WRITTEN EXERCISE:
Copy all records verbatim.

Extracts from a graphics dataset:
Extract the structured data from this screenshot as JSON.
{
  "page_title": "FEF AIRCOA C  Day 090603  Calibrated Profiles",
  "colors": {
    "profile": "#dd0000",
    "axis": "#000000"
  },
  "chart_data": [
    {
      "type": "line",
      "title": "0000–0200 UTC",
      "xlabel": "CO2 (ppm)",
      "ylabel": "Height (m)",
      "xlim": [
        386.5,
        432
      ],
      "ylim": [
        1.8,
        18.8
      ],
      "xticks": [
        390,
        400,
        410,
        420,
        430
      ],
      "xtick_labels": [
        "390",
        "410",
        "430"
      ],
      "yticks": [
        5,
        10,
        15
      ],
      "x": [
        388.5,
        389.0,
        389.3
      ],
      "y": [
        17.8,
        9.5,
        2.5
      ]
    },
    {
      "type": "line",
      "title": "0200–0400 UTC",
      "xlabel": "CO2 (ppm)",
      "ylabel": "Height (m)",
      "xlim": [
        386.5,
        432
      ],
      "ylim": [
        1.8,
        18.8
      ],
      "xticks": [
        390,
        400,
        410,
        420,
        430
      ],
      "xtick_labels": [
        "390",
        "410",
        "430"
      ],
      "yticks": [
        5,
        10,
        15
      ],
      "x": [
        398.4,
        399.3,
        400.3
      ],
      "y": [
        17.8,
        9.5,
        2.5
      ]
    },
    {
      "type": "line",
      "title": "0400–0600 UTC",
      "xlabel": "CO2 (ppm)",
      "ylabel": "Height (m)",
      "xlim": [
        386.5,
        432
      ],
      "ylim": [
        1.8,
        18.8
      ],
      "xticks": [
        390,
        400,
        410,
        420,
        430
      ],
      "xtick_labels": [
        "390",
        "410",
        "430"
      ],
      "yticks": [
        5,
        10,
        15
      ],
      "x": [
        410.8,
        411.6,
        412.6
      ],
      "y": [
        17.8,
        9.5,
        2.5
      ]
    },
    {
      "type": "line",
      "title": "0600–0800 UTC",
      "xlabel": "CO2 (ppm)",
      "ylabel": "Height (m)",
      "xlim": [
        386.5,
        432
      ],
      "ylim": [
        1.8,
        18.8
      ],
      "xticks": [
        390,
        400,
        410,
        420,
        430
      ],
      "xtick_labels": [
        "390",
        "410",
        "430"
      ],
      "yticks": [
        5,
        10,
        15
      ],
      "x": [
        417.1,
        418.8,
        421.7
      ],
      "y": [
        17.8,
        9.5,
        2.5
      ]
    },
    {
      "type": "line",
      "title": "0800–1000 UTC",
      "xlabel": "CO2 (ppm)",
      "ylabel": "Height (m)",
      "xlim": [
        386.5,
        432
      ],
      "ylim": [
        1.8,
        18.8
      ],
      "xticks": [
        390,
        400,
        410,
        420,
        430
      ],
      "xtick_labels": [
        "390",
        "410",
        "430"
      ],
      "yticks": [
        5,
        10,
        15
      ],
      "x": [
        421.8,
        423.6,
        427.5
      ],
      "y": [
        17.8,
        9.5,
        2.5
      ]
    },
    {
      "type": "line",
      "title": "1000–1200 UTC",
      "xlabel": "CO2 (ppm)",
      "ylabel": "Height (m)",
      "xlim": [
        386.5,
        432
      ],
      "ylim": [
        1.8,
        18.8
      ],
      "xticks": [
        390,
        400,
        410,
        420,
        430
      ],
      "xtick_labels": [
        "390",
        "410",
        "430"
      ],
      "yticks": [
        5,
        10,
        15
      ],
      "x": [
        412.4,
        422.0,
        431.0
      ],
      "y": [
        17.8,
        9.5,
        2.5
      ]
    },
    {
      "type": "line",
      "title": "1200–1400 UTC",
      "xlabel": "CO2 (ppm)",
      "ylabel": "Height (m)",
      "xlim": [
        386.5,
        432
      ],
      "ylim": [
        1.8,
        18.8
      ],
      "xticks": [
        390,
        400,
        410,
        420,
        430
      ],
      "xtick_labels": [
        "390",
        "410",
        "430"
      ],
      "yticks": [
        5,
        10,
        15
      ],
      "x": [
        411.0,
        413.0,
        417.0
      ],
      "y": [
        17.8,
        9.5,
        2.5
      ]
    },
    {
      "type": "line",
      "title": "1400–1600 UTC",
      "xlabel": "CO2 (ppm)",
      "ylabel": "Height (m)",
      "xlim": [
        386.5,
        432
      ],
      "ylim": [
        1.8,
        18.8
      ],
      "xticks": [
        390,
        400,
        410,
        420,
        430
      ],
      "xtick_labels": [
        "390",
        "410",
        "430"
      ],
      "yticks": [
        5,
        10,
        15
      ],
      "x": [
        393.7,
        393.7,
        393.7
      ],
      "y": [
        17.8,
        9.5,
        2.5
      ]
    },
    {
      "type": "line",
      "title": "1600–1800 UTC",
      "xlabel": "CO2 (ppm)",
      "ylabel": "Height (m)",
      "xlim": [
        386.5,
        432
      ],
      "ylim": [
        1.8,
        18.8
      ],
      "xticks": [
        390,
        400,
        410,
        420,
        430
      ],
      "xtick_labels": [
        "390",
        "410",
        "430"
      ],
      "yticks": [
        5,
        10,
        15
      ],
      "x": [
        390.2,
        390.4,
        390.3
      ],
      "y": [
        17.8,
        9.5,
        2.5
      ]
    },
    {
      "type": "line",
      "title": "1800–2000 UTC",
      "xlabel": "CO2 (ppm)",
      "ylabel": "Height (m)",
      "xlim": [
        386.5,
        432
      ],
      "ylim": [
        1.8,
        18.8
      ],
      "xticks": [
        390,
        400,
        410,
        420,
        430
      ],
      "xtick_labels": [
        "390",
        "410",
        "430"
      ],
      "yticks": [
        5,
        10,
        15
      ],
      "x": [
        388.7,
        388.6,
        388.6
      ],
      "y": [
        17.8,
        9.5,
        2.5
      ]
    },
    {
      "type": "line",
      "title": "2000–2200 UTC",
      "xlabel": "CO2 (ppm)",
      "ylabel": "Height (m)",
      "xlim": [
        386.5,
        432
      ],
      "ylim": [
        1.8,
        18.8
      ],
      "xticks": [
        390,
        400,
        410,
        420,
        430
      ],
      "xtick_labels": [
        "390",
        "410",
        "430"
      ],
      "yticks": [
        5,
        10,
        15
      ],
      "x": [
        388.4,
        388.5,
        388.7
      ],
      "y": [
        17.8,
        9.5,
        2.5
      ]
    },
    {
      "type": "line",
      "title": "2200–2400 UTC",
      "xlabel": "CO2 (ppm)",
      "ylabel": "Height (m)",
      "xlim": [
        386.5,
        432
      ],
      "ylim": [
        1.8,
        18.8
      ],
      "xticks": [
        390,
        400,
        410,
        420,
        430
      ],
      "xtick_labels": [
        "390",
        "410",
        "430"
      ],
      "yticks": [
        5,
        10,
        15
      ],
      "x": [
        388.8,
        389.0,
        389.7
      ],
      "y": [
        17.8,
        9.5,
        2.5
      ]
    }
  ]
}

COMPLETE RESPONSE:
Extract the structured data from this screenshot as JSON.
{
  "page_title": "FEF AIRCOA C  Day 090603  Calibrated Profiles",
  "colors": {
    "profile": "#dd0000",
    "axis": "#000000"
  },
  "chart_data": [
    {
      "type": "line",
      "title": "0000–0200 UTC",
      "xlabel": "CO2 (ppm)",
      "ylabel": "Height (m)",
      "xlim": [
        386.5,
        432
      ],
      "ylim": [
        1.8,
        18.8
      ],
      "xticks": [
        390,
        400,
        410,
        420,
        430
      ],
      "xtick_labels": [
        "390",
        "410",
        "430"
      ],
      "yticks": [
        5,
        10,
        15
      ],
      "x": [
        388.5,
        389.0,
        389.3
      ],
      "y": [
        17.8,
        9.5,
        2.5
      ]
    },
    {
      "type": "line",
      "title": "0200–0400 UTC",
      "xlabel": "CO2 (ppm)",
      "ylabel": "Height (m)",
      "xlim": [
        386.5,
        432
      ],
      "ylim": [
        1.8,
        18.8
      ],
      "xticks": [
        390,
        400,
        410,
        420,
        430
      ],
      "xtick_labels": [
        "390",
        "410",
        "430"
      ],
      "yticks": [
        5,
        10,
        15
      ],
      "x": [
        398.4,
        399.3,
        400.3
      ],
      "y": [
        17.8,
        9.5,
        2.5
      ]
    },
    {
      "type": "line",
      "title": "0400–0600 UTC",
      "xlabel": "CO2 (ppm)",
      "ylabel": "Height (m)",
      "xlim": [
        386.5,
        432
      ],
      "ylim": [
        1.8,
        18.8
      ],
      "xticks": [
        390,
        400,
        410,
        420,
        430
      ],
      "xtick_labels": [
        "390",
        "410",
        "430"
      ],
      "yticks": [
        5,
        10,
        15
      ],
      "x": [
        410.8,
        411.6,
        412.6
      ],
      "y": [
        17.8,
        9.5,
        2.5
      ]
    },
    {
      "type": "line",
      "title": "0600–0800 UTC",
      "xlabel": "CO2 (ppm)",
      "ylabel": "Height (m)",
      "xlim": [
        386.5,
        432
      ],
      "ylim": [
        1.8,
        18.8
      ],
      "xticks": [
        390,
        400,
        410,
        420,
        430
      ],
      "xtick_labels": [
        "390",
        "410",
        "430"
      ],
      "yticks": [
        5,
        10,
        15
      ],
      "x": [
        417.1,
        418.8,
        421.7
      ],
      "y": [
        17.8,
        9.5,
        2.5
      ]
    },
    {
      "type": "line",
      "title": "0800–1000 UTC",
      "xlabel": "CO2 (ppm)",
      "ylabel": "Height (m)",
      "xlim": [
        386.5,
        432
      ],
      "ylim": [
        1.8,
        18.8
      ],
      "xticks": [
        390,
        400,
        410,
        420,
        430
      ],
      "xtick_labels": [
        "390",
        "410",
        "430"
      ],
      "yticks": [
        5,
        10,
        15
      ],
      "x": [
        421.8,
        423.6,
        427.5
      ],
      "y": [
        17.8,
        9.5,
        2.5
      ]
    },
    {
      "type": "line",
      "title": "1000–1200 UTC",
      "xlabel": "CO2 (ppm)",
      "ylabel": "Height (m)",
      "xlim": [
        386.5,
        432
      ],
      "ylim": [
        1.8,
        18.8
      ],
      "xticks": [
        390,
        400,
        410,
        420,
        430
      ],
      "xtick_labels": [
        "390",
        "410",
        "430"
      ],
      "yticks": [
        5,
        10,
        15
      ],
      "x": [
        412.4,
        422.0,
        431.0
      ],
      "y": [
        17.8,
        9.5,
        2.5
      ]
    },
    {
      "type": "line",
      "title": "1200–1400 UTC",
      "xlabel": "CO2 (ppm)",
      "ylabel": "Height (m)",
      "xlim": [
        386.5,
        432
      ],
      "ylim": [
        1.8,
        18.8
      ],
      "xticks": [
        390,
        400,
        410,
        420,
        430
      ],
      "xtick_labels": [
        "390",
        "410",
        "430"
      ],
      "yticks": [
        5,
        10,
        15
      ],
      "x": [
        411.0,
        413.0,
        417.0
      ],
      "y": [
        17.8,
        9.5,
        2.5
      ]
    },
    {
      "type": "line",
      "title": "1400–1600 UTC",
      "xlabel": "CO2 (ppm)",
      "ylabel": "Height (m)",
      "xlim": [
        386.5,
        432
      ],
      "ylim": [
        1.8,
        18.8
      ],
      "xticks": [
        390,
        400,
        410,
        420,
        430
      ],
      "xtick_labels": [
        "390",
        "410",
        "430"
      ],
      "yticks": [
        5,
        10,
        15
      ],
      "x": [
        393.7,
        393.7,
        393.7
      ],
      "y": [
        17.8,
        9.5,
        2.5
      ]
    },
    {
      "type": "line",
      "title": "1600–1800 UTC",
      "xlabel": "CO2 (ppm)",
      "ylabel": "Height (m)",
      "xlim": [
        386.5,
        432
      ],
      "ylim": [
        1.8,
        18.8
      ],
      "xticks": [
        390,
        400,
        410,
        420,
        430
      ],
      "xtick_labels": [
        "390",
        "410",
        "430"
      ],
      "yticks": [
        5,
        10,
        15
      ],
      "x": [
        390.2,
        390.4,
        390.3
      ],
      "y": [
        17.8,
        9.5,
        2.5
      ]
    },
    {
      "type": "line",
      "title": "1800–2000 UTC",
      "xlabel": "CO2 (ppm)",
      "ylabel": "Height (m)",
      "xlim": [
        386.5,
        432
      ],
      "ylim": [
        1.8,
        18.8
      ],
      "xticks": [
        390,
        400,
        410,
        420,
        430
      ],
      "xtick_labels": [
        "390",
        "410",
        "430"
      ],
      "yticks": [
        5,
        10,
        15
      ],
      "x": [
        388.7,
        388.6,
        388.6
      ],
      "y": [
        17.8,
        9.5,
        2.5
      ]
    },
    {
      "type": "line",
      "title": "2000–2200 UTC",
      "xlabel": "CO2 (ppm)",
      "ylabel": "Height (m)",
      "xlim": [
        386.5,
        432
      ],
      "ylim": [
        1.8,
        18.8
      ],
      "xticks": [
        390,
        400,
        410,
        420,
        430
      ],
      "xtick_labels": [
        "390",
        "410",
        "430"
      ],
      "yticks": [
        5,
        10,
        15
      ],
      "x": [
        388.4,
        388.5,
        388.7
      ],
      "y": [
        17.8,
        9.5,
        2.5
      ]
    },
    {
      "type": "line",
      "title": "2200–2400 UTC",
      "xlabel": "CO2 (ppm)",
      "ylabel": "Height (m)",
      "xlim": [
        386.5,
        432
      ],
      "ylim": [
        1.8,
        18.8
      ],
      "xticks": [
        390,
        400,
        410,
        420,
        430
      ],
      "xtick_labels": [
        "390",
        "410",
        "430"
      ],
      "yticks": [
        5,
        10,
        15
      ],
      "x": [
        388.8,
        389.0,
        389.7
      ],
      "y": [
        17.8,
        9.5,
        2.5
      ]
    }
  ]
}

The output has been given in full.